_DATA TO USE_
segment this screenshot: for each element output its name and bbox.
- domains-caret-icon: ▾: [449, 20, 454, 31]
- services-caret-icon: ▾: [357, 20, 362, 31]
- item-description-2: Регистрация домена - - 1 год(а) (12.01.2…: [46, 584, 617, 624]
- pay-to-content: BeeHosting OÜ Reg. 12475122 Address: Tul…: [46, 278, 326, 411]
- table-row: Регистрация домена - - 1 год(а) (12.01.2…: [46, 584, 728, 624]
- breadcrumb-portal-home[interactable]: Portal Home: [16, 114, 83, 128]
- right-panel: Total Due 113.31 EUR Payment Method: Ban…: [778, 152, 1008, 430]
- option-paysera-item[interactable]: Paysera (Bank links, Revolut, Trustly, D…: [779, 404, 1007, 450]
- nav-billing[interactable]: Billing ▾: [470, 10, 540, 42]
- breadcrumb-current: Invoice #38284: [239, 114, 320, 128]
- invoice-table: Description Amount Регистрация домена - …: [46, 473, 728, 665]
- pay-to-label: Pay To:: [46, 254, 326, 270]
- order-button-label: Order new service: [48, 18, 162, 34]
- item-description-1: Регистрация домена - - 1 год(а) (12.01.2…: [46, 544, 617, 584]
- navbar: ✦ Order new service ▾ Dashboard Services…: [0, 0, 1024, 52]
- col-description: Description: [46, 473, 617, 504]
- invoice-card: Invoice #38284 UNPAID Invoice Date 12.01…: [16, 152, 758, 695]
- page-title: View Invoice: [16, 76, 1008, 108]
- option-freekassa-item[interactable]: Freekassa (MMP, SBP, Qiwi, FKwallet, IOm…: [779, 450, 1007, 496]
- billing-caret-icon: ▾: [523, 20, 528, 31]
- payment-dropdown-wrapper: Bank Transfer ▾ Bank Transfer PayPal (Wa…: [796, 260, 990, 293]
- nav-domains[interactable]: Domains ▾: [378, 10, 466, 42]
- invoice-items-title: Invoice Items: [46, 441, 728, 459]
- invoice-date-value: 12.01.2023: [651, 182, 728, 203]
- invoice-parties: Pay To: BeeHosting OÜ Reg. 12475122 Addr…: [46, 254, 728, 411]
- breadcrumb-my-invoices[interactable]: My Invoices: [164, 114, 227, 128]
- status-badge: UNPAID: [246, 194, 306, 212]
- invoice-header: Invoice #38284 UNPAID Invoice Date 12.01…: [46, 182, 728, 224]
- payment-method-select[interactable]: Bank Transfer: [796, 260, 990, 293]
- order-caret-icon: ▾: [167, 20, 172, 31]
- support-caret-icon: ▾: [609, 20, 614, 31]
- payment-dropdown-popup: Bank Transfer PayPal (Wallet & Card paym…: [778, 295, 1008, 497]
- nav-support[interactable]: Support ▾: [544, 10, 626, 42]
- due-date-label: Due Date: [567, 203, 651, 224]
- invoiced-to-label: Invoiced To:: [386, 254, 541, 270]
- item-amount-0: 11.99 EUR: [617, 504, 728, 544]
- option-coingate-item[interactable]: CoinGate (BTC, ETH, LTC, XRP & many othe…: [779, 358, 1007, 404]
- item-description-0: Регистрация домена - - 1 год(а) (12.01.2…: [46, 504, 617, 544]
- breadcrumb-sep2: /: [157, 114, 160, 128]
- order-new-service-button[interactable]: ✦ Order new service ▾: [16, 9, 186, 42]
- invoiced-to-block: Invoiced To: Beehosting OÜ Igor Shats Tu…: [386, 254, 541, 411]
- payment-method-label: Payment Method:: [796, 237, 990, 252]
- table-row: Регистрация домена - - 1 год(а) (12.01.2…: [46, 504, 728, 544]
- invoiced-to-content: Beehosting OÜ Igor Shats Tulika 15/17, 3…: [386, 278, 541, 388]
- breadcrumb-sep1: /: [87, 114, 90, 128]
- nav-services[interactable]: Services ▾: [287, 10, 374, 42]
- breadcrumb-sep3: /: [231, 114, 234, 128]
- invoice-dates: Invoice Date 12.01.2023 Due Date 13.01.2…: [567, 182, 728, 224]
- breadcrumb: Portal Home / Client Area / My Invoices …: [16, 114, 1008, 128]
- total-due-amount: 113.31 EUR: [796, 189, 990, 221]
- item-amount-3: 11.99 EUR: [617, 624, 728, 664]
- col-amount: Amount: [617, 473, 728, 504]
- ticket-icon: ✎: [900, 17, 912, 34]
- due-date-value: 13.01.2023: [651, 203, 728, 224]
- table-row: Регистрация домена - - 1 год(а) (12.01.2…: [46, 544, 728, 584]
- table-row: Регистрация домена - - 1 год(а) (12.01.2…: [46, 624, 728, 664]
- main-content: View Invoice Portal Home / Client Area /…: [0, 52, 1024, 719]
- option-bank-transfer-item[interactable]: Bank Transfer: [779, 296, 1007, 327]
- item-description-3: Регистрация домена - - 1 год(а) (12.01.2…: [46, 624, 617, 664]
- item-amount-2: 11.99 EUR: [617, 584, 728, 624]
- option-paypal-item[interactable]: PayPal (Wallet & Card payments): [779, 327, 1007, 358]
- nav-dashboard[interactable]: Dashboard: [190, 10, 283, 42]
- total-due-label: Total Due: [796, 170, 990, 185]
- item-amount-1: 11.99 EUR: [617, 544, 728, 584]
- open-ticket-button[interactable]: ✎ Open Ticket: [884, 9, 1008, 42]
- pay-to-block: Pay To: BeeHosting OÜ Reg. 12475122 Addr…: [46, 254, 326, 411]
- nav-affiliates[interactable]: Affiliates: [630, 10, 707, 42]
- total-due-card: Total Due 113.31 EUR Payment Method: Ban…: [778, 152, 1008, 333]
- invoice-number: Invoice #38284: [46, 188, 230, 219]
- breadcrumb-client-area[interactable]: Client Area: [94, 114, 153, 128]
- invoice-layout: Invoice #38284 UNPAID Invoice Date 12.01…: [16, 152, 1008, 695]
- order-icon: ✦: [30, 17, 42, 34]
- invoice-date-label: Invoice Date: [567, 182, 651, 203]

_AIM OF THE EXERCISE_
Reproduce the material in full, substituting "Wire Transfer" for every occurrence of "Bank Transfer" and leaving everything else unchanged.

_TASK ANSWER_
segment this screenshot: for each element output its name and bbox.
- domains-caret-icon: ▾: [449, 20, 454, 31]
- services-caret-icon: ▾: [357, 20, 362, 31]
- item-description-2: Регистрация домена - - 1 год(а) (12.01.2…: [46, 584, 617, 624]
- pay-to-content: BeeHosting OÜ Reg. 12475122 Address: Tul…: [46, 278, 326, 411]
- table-row: Регистрация домена - - 1 год(а) (12.01.2…: [46, 584, 728, 624]
- breadcrumb-portal-home[interactable]: Portal Home: [16, 114, 83, 128]
- right-panel: Total Due 113.31 EUR Payment Method: Ban…: [778, 152, 1008, 430]
- option-paysera-item[interactable]: Paysera (Bank links, Revolut, Trustly, D…: [779, 404, 1007, 450]
- nav-billing[interactable]: Billing ▾: [470, 10, 540, 42]
- breadcrumb-current: Invoice #38284: [239, 114, 320, 128]
- invoice-table: Description Amount Регистрация домена - …: [46, 473, 728, 665]
- pay-to-label: Pay To:: [46, 254, 326, 270]
- order-button-label: Order new service: [48, 18, 162, 34]
- item-description-1: Регистрация домена - - 1 год(а) (12.01.2…: [46, 544, 617, 584]
- navbar: ✦ Order new service ▾ Dashboard Services…: [0, 0, 1024, 52]
- col-description: Description: [46, 473, 617, 504]
- invoice-card: Invoice #38284 UNPAID Invoice Date 12.01…: [16, 152, 758, 695]
- page-title: View Invoice: [16, 76, 1008, 108]
- option-freekassa-item[interactable]: Freekassa (MMP, SBP, Qiwi, FKwallet, IOm…: [779, 450, 1007, 496]
- billing-caret-icon: ▾: [523, 20, 528, 31]
- payment-dropdown-wrapper: Wire Transfer ▾ Wire Transfer PayPal (Wa…: [796, 260, 990, 293]
- nav-domains[interactable]: Domains ▾: [378, 10, 466, 42]
- invoice-items-title: Invoice Items: [46, 441, 728, 459]
- invoice-date-value: 12.01.2023: [651, 182, 728, 203]
- invoice-parties: Pay To: BeeHosting OÜ Reg. 12475122 Addr…: [46, 254, 728, 411]
- breadcrumb-my-invoices[interactable]: My Invoices: [164, 114, 227, 128]
- status-badge: UNPAID: [246, 194, 306, 212]
- invoice-header: Invoice #38284 UNPAID Invoice Date 12.01…: [46, 182, 728, 224]
- payment-method-select[interactable]: Wire Transfer: [796, 260, 990, 293]
- order-caret-icon: ▾: [167, 20, 172, 31]
- support-caret-icon: ▾: [609, 20, 614, 31]
- payment-dropdown-popup: Wire Transfer PayPal (Wallet & Card paym…: [778, 295, 1008, 497]
- nav-support[interactable]: Support ▾: [544, 10, 626, 42]
- due-date-label: Due Date: [567, 203, 651, 224]
- invoiced-to-label: Invoiced To:: [386, 254, 541, 270]
- item-amount-0: 11.99 EUR: [617, 504, 728, 544]
- option-coingate-item[interactable]: CoinGate (BTC, ETH, LTC, XRP & many othe…: [779, 358, 1007, 404]
- item-description-0: Регистрация домена - - 1 год(а) (12.01.2…: [46, 504, 617, 544]
- breadcrumb-sep2: /: [157, 114, 160, 128]
- order-new-service-button[interactable]: ✦ Order new service ▾: [16, 9, 186, 42]
- invoiced-to-block: Invoiced To: Beehosting OÜ Igor Shats Tu…: [386, 254, 541, 411]
- payment-method-label: Payment Method:: [796, 237, 990, 252]
- table-row: Регистрация домена - - 1 год(а) (12.01.2…: [46, 504, 728, 544]
- invoiced-to-content: Beehosting OÜ Igor Shats Tulika 15/17, 3…: [386, 278, 541, 388]
- breadcrumb-sep1: /: [87, 114, 90, 128]
- nav-services[interactable]: Services ▾: [287, 10, 374, 42]
- breadcrumb-sep3: /: [231, 114, 234, 128]
- invoice-dates: Invoice Date 12.01.2023 Due Date 13.01.2…: [567, 182, 728, 224]
- breadcrumb: Portal Home / Client Area / My Invoices …: [16, 114, 1008, 128]
- total-due-amount: 113.31 EUR: [796, 189, 990, 221]
- item-amount-3: 11.99 EUR: [617, 624, 728, 664]
- col-amount: Amount: [617, 473, 728, 504]
- ticket-icon: ✎: [900, 17, 912, 34]
- due-date-value: 13.01.2023: [651, 203, 728, 224]
- table-row: Регистрация домена - - 1 год(а) (12.01.2…: [46, 544, 728, 584]
- table-row: Регистрация домена - - 1 год(а) (12.01.2…: [46, 624, 728, 664]
- main-content: View Invoice Portal Home / Client Area /…: [0, 52, 1024, 719]
- option-bank-transfer-item[interactable]: Wire Transfer: [779, 296, 1007, 327]
- item-description-3: Регистрация домена - - 1 год(а) (12.01.2…: [46, 624, 617, 664]
- item-amount-2: 11.99 EUR: [617, 584, 728, 624]
- option-paypal-item[interactable]: PayPal (Wallet & Card payments): [779, 327, 1007, 358]
- nav-dashboard[interactable]: Dashboard: [190, 10, 283, 42]
- total-due-label: Total Due: [796, 170, 990, 185]
- item-amount-1: 11.99 EUR: [617, 544, 728, 584]
- open-ticket-button[interactable]: ✎ Open Ticket: [884, 9, 1008, 42]
- pay-to-block: Pay To: BeeHosting OÜ Reg. 12475122 Addr…: [46, 254, 326, 411]
- nav-affiliates[interactable]: Affiliates: [630, 10, 707, 42]
- total-due-card: Total Due 113.31 EUR Payment Method: Ban…: [778, 152, 1008, 333]
- invoice-number: Invoice #38284: [46, 188, 230, 219]
- breadcrumb-client-area[interactable]: Client Area: [94, 114, 153, 128]
- invoice-layout: Invoice #38284 UNPAID Invoice Date 12.01…: [16, 152, 1008, 695]
- order-icon: ✦: [30, 17, 42, 34]
- invoice-date-label: Invoice Date: [567, 182, 651, 203]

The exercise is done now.